Rewrite the lines of the records as a JSON list of strings, one string per line and with blank lines omitted. Begin at the start of the records and stop after the line that contains "norwegian-point — [716, 509, 736, 528]".
▼
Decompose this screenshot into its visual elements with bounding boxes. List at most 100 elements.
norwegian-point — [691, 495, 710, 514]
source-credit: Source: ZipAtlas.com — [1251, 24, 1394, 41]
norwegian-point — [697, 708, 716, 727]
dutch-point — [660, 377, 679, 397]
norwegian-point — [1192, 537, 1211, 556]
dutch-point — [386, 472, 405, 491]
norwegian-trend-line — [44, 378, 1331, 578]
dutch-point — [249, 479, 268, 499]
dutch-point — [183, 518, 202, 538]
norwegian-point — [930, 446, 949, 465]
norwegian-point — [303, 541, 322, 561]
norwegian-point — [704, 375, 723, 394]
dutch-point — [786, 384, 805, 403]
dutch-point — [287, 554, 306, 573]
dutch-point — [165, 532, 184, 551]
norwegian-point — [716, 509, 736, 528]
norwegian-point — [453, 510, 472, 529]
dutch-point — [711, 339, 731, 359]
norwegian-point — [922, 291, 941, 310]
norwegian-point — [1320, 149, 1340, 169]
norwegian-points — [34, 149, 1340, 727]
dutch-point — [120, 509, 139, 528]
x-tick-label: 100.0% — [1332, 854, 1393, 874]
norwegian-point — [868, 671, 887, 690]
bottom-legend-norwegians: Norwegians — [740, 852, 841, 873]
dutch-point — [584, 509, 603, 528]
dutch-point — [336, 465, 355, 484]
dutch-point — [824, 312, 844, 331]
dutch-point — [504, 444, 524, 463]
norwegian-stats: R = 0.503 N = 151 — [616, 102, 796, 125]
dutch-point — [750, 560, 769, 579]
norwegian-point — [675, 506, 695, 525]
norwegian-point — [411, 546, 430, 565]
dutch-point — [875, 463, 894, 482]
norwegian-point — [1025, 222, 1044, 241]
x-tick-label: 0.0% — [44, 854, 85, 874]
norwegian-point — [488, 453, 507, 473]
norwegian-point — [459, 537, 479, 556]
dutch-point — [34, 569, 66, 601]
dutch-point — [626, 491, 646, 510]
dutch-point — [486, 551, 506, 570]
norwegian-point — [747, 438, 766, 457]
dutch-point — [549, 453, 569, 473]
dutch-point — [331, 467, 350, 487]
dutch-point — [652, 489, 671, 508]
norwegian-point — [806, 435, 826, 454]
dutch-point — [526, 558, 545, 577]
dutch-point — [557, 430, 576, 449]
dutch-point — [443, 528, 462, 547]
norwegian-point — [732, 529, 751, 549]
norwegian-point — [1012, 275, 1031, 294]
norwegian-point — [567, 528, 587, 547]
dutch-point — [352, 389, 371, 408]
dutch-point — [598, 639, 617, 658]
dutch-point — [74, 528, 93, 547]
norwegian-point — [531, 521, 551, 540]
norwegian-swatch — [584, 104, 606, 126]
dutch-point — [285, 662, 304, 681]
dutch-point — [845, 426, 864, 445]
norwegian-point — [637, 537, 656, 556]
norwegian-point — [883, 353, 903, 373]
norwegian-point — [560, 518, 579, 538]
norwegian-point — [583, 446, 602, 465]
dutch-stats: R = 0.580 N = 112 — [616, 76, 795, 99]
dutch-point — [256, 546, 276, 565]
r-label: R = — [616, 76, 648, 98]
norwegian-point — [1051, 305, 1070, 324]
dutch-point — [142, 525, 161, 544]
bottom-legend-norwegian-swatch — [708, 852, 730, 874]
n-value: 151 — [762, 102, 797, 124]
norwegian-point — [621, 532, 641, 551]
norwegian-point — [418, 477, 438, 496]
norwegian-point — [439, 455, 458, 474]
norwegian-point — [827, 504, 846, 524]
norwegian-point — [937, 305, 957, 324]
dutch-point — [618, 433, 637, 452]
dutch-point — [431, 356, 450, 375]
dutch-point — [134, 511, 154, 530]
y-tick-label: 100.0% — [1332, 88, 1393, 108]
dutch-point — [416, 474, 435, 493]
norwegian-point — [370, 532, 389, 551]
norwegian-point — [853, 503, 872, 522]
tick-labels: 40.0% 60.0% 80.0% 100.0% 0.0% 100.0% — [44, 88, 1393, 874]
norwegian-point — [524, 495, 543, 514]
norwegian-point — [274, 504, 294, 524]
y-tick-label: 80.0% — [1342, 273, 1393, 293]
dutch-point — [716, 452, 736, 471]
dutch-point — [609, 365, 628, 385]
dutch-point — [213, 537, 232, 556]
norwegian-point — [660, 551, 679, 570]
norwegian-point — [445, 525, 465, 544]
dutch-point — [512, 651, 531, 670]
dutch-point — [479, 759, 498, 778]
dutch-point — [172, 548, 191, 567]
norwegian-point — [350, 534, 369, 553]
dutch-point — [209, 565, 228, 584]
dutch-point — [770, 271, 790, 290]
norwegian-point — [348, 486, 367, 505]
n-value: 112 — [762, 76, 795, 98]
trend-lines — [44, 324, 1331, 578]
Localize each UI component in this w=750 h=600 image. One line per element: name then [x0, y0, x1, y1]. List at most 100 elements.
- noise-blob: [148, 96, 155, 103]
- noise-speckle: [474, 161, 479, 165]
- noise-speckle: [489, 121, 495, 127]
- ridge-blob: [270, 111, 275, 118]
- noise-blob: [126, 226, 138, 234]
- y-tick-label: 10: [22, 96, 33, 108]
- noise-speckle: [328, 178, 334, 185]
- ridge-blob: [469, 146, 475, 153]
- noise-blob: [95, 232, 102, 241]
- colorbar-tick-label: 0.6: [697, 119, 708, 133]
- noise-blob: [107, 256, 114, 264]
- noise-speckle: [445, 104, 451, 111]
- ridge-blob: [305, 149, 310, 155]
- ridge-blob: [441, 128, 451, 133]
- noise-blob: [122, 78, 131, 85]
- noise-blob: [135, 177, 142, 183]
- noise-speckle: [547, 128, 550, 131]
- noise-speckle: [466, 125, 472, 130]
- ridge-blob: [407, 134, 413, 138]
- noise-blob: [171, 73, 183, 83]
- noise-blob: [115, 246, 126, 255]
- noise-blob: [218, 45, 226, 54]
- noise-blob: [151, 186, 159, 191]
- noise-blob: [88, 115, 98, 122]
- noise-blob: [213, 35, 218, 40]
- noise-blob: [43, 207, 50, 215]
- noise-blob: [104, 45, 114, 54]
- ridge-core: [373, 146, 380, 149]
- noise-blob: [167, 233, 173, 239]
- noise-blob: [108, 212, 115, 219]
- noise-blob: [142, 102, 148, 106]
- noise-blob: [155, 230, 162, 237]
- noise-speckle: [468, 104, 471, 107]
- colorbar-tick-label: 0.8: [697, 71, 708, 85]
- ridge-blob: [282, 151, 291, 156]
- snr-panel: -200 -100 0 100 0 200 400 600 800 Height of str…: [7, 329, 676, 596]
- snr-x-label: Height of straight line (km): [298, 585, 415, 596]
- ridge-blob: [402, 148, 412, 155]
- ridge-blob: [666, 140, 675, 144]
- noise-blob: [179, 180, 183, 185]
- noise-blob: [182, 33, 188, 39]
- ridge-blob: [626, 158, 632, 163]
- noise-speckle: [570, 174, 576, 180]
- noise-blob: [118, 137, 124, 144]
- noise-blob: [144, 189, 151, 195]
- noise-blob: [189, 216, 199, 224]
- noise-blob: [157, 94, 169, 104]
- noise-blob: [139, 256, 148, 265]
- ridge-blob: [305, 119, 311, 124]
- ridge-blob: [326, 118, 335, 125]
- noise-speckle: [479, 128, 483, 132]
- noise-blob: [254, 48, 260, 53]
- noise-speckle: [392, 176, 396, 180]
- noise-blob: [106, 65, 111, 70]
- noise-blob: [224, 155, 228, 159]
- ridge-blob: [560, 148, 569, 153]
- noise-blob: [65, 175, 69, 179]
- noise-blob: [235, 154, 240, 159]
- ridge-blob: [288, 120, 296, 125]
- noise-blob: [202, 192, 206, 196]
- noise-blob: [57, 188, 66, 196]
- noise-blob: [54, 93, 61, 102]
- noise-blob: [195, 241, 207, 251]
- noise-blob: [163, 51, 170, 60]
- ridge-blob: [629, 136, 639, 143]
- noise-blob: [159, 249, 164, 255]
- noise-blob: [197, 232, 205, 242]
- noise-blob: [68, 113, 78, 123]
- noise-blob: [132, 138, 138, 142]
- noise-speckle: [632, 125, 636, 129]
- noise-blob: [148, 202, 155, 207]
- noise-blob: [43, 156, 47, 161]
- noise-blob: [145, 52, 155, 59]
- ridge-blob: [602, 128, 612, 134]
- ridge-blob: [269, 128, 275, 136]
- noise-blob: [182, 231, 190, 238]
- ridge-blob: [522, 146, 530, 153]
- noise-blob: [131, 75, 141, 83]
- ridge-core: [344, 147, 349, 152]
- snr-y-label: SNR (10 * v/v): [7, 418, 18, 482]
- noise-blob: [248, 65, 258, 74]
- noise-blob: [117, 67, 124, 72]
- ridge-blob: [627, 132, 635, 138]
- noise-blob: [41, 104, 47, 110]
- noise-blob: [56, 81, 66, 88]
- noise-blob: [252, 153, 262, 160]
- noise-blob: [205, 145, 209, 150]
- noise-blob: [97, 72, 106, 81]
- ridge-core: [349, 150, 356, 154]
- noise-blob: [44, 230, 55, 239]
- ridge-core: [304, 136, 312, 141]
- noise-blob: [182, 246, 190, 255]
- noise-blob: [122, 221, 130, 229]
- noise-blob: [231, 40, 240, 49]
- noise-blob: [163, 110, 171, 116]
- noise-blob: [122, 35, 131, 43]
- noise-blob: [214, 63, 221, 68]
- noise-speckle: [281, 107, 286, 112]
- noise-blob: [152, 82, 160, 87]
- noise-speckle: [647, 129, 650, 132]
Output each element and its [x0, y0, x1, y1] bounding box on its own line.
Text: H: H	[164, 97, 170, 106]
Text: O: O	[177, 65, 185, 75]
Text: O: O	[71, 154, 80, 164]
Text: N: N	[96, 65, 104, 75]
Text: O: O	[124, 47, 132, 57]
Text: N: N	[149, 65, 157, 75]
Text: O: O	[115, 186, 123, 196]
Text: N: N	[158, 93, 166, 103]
▲
:: Reply ::
[
  "Decompose this screenshot into its visual elements with bounding boxes. List at most 100 elements.",
  "norwegian-point — [691, 495, 710, 514]",
  "source-credit: Source: ZipAtlas.com — [1251, 24, 1394, 41]",
  "norwegian-point — [697, 708, 716, 727]",
  "dutch-point — [660, 377, 679, 397]",
  "norwegian-point — [1192, 537, 1211, 556]",
  "dutch-point — [386, 472, 405, 491]",
  "norwegian-trend-line — [44, 378, 1331, 578]",
  "dutch-point — [249, 479, 268, 499]",
  "dutch-point — [183, 518, 202, 538]",
  "norwegian-point — [930, 446, 949, 465]",
  "norwegian-point — [303, 541, 322, 561]",
  "norwegian-point — [704, 375, 723, 394]",
  "dutch-point — [786, 384, 805, 403]",
  "dutch-point — [287, 554, 306, 573]",
  "dutch-point — [165, 532, 184, 551]",
  "norwegian-point — [716, 509, 736, 528]"
]